== ページ抜粋
50代から正社員として働くシンママです。
シンママと言っても、子どもたちの3/4は成人してるので
ずいぶん楽なシンママです。

 ママ これは私の母の話です。
ママは今から半世紀以上前のシンママでした。
その当時は「片親」と呼ばれ、良くて「母子家庭」、
もっとすごいのは「てて(父)なしご」なんて言われちゃったりする時代に
ママは生後三ヶ月の私を抱えて離婚しました。
 離婚原因はよく知りません。最期まで教えてはもらえなかったので。
物心ついた頃から「ママがワガママだったから離婚したの。貴女のパパは
とても素敵な人だったのよ」そう言われて育ちました。
小学生の頃、偶然に父と出会うことがありました。
実の娘とは気づかずに酔って絡んでくるような人でしたので
瞬時に色々察したわけですけどね。
子どもって、そういうところ鋭いですから。
ママから聞いた数少ない情報を元に推理すると
「最初から愛のある結婚ではなかった」のだと思います。

 なぜそんな結婚をしたのか
それはママの出生に大きく関わっているので
私の祖母のお話に少しお付き合いください。

祖母はそこそこ良い生まれでありながら
かなりのぶっ飛んだ女性でした。
若かりし頃に写真を見ると、清楚で可憐で本当に可愛らしくって
(おばあちゃんになっても可愛らしかったですよ)
まるで朝ドラ主演女優さん。
しかしそんな外見とは裏腹に感情の起伏が激しくて自分勝手 
なのに情に脆くて困っている人を放っとけない。
感情がジェットコースター。
また和裁の教師でお弟子さんも数人いたというバリキャリ祖母、
教えるだけでなく仕立ての腕も良く、依頼は後を経たなかったそうです。
そのせいでしょうか家事は全くしなかったそうです。
もちろん祖父とて専業主夫だったわけではありません。 
代々刀鍛冶の家に生まれた祖父ですが、婿入りした後は
煙突掃除など様々な仕事を請け負っていたそうです。
家事育児をこなしながら。

また祖母は、生まれつき心臓疾患を抱えながら5人の子供を産み、3人が死産。
さすがに心身ともにダメージを受け
親族の営む湯治場で一人、静養していたことがあったそうです。

 ここから先は、知人から聞いた話なのでどこまで真実かはわかりません。
でも私の知っている祖母なら、さもありなんのエピソードなのです。

 祖母はそこである男性と出会いました。
どこぞの旅館の若旦那だったそうです。
東京の音大出身、河原でバイオリンを奏でる彼を見て
ロマンティストで恋愛体質な祖母は、あっという間に恋に落ち
母を身籠りました。
祖母がロマンスの真っ只中にいる頃、
祖父は仕事をしながら、10歳の娘と9歳の息子の面倒を見ていました。
それに、母の生まれは昭和19年
そう第2次世界大戦の真っ只中だったりするのです。
色々びっくりです。
====
== 収集データ
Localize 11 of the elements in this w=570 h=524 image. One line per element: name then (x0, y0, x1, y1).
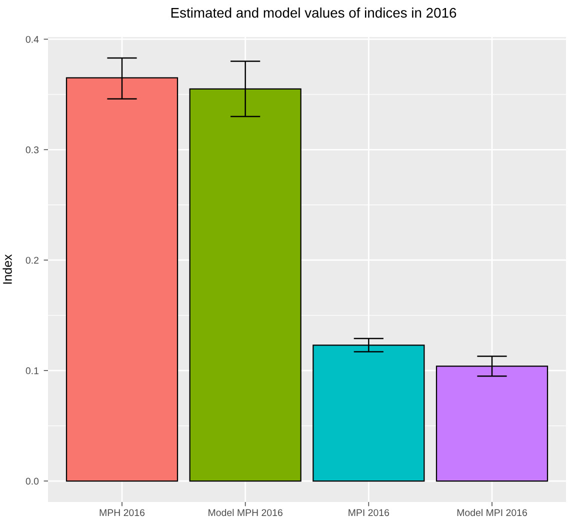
====
■ 作業の要件:
[a] ページ抜粋によると、書き手の母が生まれたのはいつですか。
[b] ページ抜粋で、当時ひとり親の家庭やその子どもを指して使われていた呼び方をすべて挙げてください。
[c] ページ抜粋の最後の文に続けて、その先を書いてください。

■ 各作業の解答:
[a] 昭和19年です。

[b] 「片親」、「母子家庭」、「てて(父)なしご」の三つです。

[c]
さらに驚きなのは
祖父は祖母を受け入れ、ママを実子として迎えたこと。
どんなに考えても祖父の気持ちはわからないけど
「祖母を愛していた」これに尽きるのかな?と。

私の知っている祖母は本当にワガママな人でした。
案の定、長男の嫁と折り合いはとんでもなく最悪で
私の世話のためを言い訳に、年の半分は東京で暮らしていました。
一人で苦労している自分の娘、ママに
「誰か金持ちの爺さんの愛人にでもなれば、もっと楽できるわよ」
なんてさらりと宣ったり。
高校生の私が門限を破って家に帰った時は
「彼氏とデートだったの?(いや、女友達とおしゃべりしてただけなんだけど)
いいよ、ばあちゃんには嘘つかなくても(ん?嘘じゃないんだけどな)
ママには黙っておいてあげるから。彼氏と仲良くね。(そうじゃないってば)」
なんて庇ってくれたり。
入退院を繰り返しながらも
「田舎の空気は身体に合わないの。私は東京のスモッグの中にいる方が
元気になれるみたいよ。私はスモッグばあちゃんだね」
そう言った笑顔は本当に魅力的でした。
「ファムファタル」そんな言葉がよく似合う人でした。

 たとえ彼女が「ファムファタル」だったとしても
祖父の愛情の深さは計り知れないと思うのです。
自分の血を引いていないママを我が子同様、いえそれ以上に
大切に育ててくれたのですから。
もちろんママも
感情の赴くままに怒鳴り散らしたり手を上げる祖母より
物静かでいつでも深い愛情で包んでくれる祖父が大好きでした。

働きながら黙々と家事をこなす祖父の助けになりたいと思うようになったママは
小学生の頃から台所仕事を受け持つようになりました。
年の離れた姉は祖母のアシスタントをしていて家事はノータッチ。
兄は昔ながらの長男気質でそう言ったところには近づきもしなかったようです。

その頃のママは近所でも評判の美少女で
学校の成績も良く、芸事にも秀でていて
バレエと日舞の初舞台は3歳だったそうです。
明るくおおらかで人の心を惹きつけて離さない
まさにアイドルだったのでしょう。

ある日のこと
祖父が煙突掃除の仕事帰り、同級生と遊ぶママを見かけました。
「こんな煤だらけの父親が話しかけたらきっと恥ずかしい思いをするだろう」
そう思った祖父はママに気づかれないように遠回りをしようと思ったその時
「父さーん!」と大きな声で叫びながら抱きついてくるママ。

祖父にとってママは
血縁があろうとなかろうと、最愛にして自慢の娘だったに違いありません。

高校演劇コンクールの全国大会に出場。
ママは全国優勝を勝ち取ります。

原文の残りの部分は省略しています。